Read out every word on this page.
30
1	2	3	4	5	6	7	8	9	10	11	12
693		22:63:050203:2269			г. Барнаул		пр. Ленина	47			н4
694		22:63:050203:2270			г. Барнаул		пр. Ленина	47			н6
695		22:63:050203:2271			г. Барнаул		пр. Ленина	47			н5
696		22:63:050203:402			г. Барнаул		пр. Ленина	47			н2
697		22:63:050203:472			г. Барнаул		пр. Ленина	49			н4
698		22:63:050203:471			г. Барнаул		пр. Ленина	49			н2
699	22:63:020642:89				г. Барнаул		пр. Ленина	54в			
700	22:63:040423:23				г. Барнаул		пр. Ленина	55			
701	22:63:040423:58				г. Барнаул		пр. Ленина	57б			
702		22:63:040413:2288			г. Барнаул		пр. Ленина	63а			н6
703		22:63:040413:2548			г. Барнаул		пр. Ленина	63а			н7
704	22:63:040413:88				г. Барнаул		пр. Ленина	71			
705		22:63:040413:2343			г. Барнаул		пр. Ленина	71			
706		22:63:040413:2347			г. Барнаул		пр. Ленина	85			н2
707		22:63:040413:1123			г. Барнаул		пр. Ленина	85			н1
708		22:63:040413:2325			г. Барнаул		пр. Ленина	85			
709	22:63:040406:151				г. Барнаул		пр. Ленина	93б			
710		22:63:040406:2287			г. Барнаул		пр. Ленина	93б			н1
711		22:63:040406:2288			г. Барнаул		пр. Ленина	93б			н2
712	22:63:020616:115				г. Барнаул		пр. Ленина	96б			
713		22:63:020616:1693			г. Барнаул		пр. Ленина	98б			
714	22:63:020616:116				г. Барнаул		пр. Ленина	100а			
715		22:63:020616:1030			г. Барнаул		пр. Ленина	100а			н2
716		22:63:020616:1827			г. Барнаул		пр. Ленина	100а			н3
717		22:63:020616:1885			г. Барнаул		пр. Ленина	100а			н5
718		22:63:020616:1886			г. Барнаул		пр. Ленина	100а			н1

§ **Goal**
Transcribe the records above exactly as they appear.

§ **Correct answer**
Read out every word on this page.
30
1	2	3	4	5	6	7	8	9	10	11	12
693		22:63:050203:2269			г. Барнаул		пр. Ленина	47			н4
694		22:63:050203:2270			г. Барнаул		пр. Ленина	47			н6
695		22:63:050203:2271			г. Барнаул		пр. Ленина	47			н5
696		22:63:050203:402			г. Барнаул		пр. Ленина	47			н2
697		22:63:050203:472			г. Барнаул		пр. Ленина	49			н4
698		22:63:050203:471			г. Барнаул		пр. Ленина	49			н2
699	22:63:020642:89				г. Барнаул		пр. Ленина	54в			
700	22:63:040423:23				г. Барнаул		пр. Ленина	55			
701	22:63:040423:58				г. Барнаул		пр. Ленина	57б			
702		22:63:040413:2288			г. Барнаул		пр. Ленина	63а			н6
703		22:63:040413:2548			г. Барнаул		пр. Ленина	63а			н7
704	22:63:040413:88				г. Барнаул		пр. Ленина	71			
705		22:63:040413:2343			г. Барнаул		пр. Ленина	71			
706		22:63:040413:2347			г. Барнаул		пр. Ленина	85			н2
707		22:63:040413:1123			г. Барнаул		пр. Ленина	85			н1
708		22:63:040413:2325			г. Барнаул		пр. Ленина	85			
709	22:63:040406:151				г. Барнаул		пр. Ленина	93б			
710		22:63:040406:2287			г. Барнаул		пр. Ленина	93б			н1
711		22:63:040406:2288			г. Барнаул		пр. Ленина	93б			н2
712	22:63:020616:115				г. Барнаул		пр. Ленина	96б			
713		22:63:020616:1693			г. Барнаул		пр. Ленина	98б			
714	22:63:020616:116				г. Барнаул		пр. Ленина	100а			
715		22:63:020616:1030			г. Барнаул		пр. Ленина	100а			н2
716		22:63:020616:1827			г. Барнаул		пр. Ленина	100а			н3
717		22:63:020616:1885			г. Барнаул		пр. Ленина	100а			н5
718		22:63:020616:1886			г. Барнаул		пр. Ленина	100а			н1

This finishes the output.